_DIRECTIONS FOR THIS TASK_. Keep only the lines where "Chili" appears.

-------- TASK INPUTS --------

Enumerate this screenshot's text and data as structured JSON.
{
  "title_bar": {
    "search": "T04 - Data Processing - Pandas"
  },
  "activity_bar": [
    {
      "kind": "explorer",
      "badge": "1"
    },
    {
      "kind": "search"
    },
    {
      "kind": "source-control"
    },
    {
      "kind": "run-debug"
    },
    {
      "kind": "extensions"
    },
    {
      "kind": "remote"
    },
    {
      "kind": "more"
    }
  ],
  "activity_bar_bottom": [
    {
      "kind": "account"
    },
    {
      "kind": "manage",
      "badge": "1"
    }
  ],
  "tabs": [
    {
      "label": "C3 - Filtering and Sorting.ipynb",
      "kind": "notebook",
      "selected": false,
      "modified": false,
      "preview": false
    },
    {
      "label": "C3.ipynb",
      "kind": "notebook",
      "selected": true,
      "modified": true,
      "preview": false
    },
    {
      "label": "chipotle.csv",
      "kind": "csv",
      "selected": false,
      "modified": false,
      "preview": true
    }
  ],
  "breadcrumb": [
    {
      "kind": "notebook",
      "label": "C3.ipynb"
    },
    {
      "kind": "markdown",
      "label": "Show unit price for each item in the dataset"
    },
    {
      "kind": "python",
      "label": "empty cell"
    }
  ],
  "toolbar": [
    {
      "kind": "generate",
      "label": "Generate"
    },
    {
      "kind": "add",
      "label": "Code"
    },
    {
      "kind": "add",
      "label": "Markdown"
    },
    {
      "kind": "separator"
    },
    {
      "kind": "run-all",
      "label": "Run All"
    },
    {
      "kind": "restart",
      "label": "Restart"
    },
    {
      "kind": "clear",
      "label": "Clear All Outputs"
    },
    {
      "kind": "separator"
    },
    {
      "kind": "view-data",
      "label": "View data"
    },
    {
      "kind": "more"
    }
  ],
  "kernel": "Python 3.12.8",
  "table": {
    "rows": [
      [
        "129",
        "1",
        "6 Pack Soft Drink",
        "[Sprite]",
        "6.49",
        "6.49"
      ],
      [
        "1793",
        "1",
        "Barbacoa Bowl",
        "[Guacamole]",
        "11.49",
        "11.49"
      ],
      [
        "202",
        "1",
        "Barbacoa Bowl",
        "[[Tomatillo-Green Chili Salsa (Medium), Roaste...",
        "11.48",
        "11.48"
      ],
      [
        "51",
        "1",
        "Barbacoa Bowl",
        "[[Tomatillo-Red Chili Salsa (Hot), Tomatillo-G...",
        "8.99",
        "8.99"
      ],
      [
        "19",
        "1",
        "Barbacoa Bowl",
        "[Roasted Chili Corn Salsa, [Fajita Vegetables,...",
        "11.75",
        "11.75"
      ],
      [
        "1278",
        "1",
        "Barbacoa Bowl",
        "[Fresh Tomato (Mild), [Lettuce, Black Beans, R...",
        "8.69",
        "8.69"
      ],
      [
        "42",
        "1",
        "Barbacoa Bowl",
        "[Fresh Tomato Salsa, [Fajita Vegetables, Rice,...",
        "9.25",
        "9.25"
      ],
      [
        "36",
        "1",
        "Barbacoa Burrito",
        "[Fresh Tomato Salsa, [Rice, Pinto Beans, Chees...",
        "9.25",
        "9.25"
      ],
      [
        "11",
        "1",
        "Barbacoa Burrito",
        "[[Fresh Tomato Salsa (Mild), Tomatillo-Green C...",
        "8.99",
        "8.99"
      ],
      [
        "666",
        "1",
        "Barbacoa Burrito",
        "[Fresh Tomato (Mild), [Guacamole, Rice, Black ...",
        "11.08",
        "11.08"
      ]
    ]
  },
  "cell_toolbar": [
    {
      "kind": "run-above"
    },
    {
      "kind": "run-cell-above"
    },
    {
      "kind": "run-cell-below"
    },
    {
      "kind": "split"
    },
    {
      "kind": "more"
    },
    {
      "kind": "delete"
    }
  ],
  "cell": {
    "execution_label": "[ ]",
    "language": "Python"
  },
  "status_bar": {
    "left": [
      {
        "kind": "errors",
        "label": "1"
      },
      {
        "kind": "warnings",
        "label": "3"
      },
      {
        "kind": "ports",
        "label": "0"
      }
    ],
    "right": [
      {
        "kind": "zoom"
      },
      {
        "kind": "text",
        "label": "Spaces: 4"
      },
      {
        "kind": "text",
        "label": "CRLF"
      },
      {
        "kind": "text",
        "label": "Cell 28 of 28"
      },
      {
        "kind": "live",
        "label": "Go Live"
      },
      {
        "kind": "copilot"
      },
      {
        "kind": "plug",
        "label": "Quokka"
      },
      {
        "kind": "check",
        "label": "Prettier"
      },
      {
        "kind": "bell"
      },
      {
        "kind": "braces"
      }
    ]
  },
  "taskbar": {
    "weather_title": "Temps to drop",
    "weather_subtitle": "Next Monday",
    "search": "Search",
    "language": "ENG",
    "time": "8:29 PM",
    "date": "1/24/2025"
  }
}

--------

_OUTPUT OF THE TASK_.
        "[[Tomatillo-Green Chili Salsa (Medium), Roaste...",
        "[[Tomatillo-Red Chili Salsa (Hot), Tomatillo-G...",
        "[Roasted Chili Corn Salsa, [Fajita Vegetables,...",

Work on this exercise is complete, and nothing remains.